I would gladly take free 4K OTA in exchange for my viewing data...

----------


## Bunty

> Is there a website that shows which channels one could expect based on location in the state? I haven't re-scanned in a few years so maybe that is why I am missing some channels or some channels are not clear? For instance we only get KFOR and KWTV but no KOCO.


When you're located near the local limits for the high powered stations it can be frustrating to get consistently steady reception on all the channels from indoor antennas.  I've found the paper thin square antenna won't get channel 5.  However a bar antenna from Wal-Mart mounted at top of a window gets channel 5 well.  However, channel 62 is the only channel that is shaky.

----------


## Jersey Boss

> My hope is it is on 43.3 after Escape leaves. Kinda wondering about that because KAUT 43 and KFOR 4 are both owned by Tribune Media, who also owns the Antenna TV network. Although Decades is not a true competitor for Antenna TV, it is another Baby Boomer network. And it is a joint venture CBS and Weigel Broadcasting, who own Me-TV.  I also think that is the reason that Cozi TV wasn't picked up in OKC. NBC Universal owns Cozi TV, but I think Tribune didn't want it on their stations because it was too close a competitor to Antenna TV.


Do those channels offer original programs or is it just recycled programs from syndication?

----------


## stile99

> Do those channels offer original programs or is it just recycled programs from syndication?


I really really hope it's the latter.  Plenty of other channels dipped their toes in the nostalgia pool, got tired of paying licensing fees, and quickly went to crap when they decided they needed "original content". If someone wants to enjoy Family Ties and Knight Rider reruns, what's wrong with that?

**Entries shown:**

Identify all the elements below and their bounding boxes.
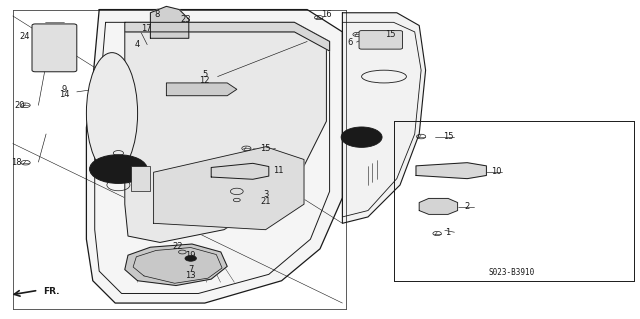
Text: S023-B3910: S023-B3910	[489, 268, 535, 277]
FancyBboxPatch shape	[359, 31, 403, 49]
Text: 15: 15	[385, 30, 396, 39]
Circle shape	[111, 165, 126, 173]
Text: 13: 13	[186, 271, 196, 280]
Bar	[131, 166, 150, 191]
Circle shape	[90, 155, 147, 183]
Text: 10: 10	[491, 167, 501, 176]
Text: 3: 3	[263, 190, 268, 199]
Text: 18: 18	[11, 158, 21, 167]
Text: 5: 5	[202, 70, 207, 79]
Polygon shape	[125, 32, 326, 242]
Polygon shape	[419, 198, 458, 214]
Circle shape	[341, 127, 382, 147]
Text: 19: 19	[186, 251, 196, 260]
Polygon shape	[150, 6, 189, 38]
Polygon shape	[125, 22, 330, 51]
FancyBboxPatch shape	[32, 24, 77, 72]
Polygon shape	[166, 83, 237, 96]
Text: 8: 8	[154, 10, 159, 19]
Text: 1: 1	[445, 228, 451, 237]
Polygon shape	[211, 163, 269, 179]
Text: 24: 24	[19, 32, 29, 41]
Text: 14: 14	[59, 90, 69, 99]
Text: 21: 21	[260, 197, 271, 206]
Polygon shape	[125, 244, 227, 286]
Text: 6: 6	[348, 38, 353, 47]
Text: 16: 16	[321, 10, 332, 19]
Text: 20: 20	[14, 101, 24, 110]
Text: 9: 9	[61, 85, 67, 94]
Text: 17: 17	[141, 24, 151, 33]
Circle shape	[185, 256, 196, 261]
Text: 2: 2	[465, 202, 470, 211]
Text: 4: 4	[135, 40, 140, 49]
Text: 12: 12	[200, 76, 210, 85]
Text: 22: 22	[173, 242, 183, 251]
Text: 15: 15	[443, 132, 453, 141]
Polygon shape	[86, 10, 342, 303]
Text: 23: 23	[180, 15, 191, 24]
Text: FR.: FR.	[44, 287, 60, 296]
Text: 11: 11	[273, 166, 284, 175]
Polygon shape	[342, 13, 426, 223]
Ellipse shape	[86, 53, 138, 174]
Text: 7: 7	[188, 265, 193, 274]
Text: 15: 15	[260, 144, 271, 152]
Polygon shape	[154, 147, 304, 230]
Polygon shape	[416, 163, 486, 179]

**Complete the following:**
[1] List every four-letter station call sign mentioned in the forum thread.
[2] State whether each claim agrees with the forum thread, answering yes or no and quoting the deciding words. (a) The paper thin square antenna picks up channel 5. (b) Tribune Media owns the Antenna TV network. (c) Cozi TV is owned by NBC Universal.
[3] Reproduce verbatim the part of the forum thread that opens with the words containing "When you're located" and closes with "that is shaky.".
Rely solely on the forum thread when responding.

**Task-by-task results:**
[1] KFOR, KWTV, KOCO, KAUT

[2]
(a) No: "I've found the paper thin square antenna won't get channel 5."
(b) Yes: "KAUT 43 and KFOR 4 are both owned by Tribune Media, who also owns the Antenna TV network."
(c) Yes: "NBC Universal owns Cozi TV"

[3]
When you're located near the local limits for the high powered stations it can be frustrating to get consistently steady reception on all the channels from indoor antennas.  I've found the paper thin square antenna won't get channel 5.  However a bar antenna from Wal-Mart mounted at top of a window gets channel 5 well.  However, channel 62 is the only channel that is shaky.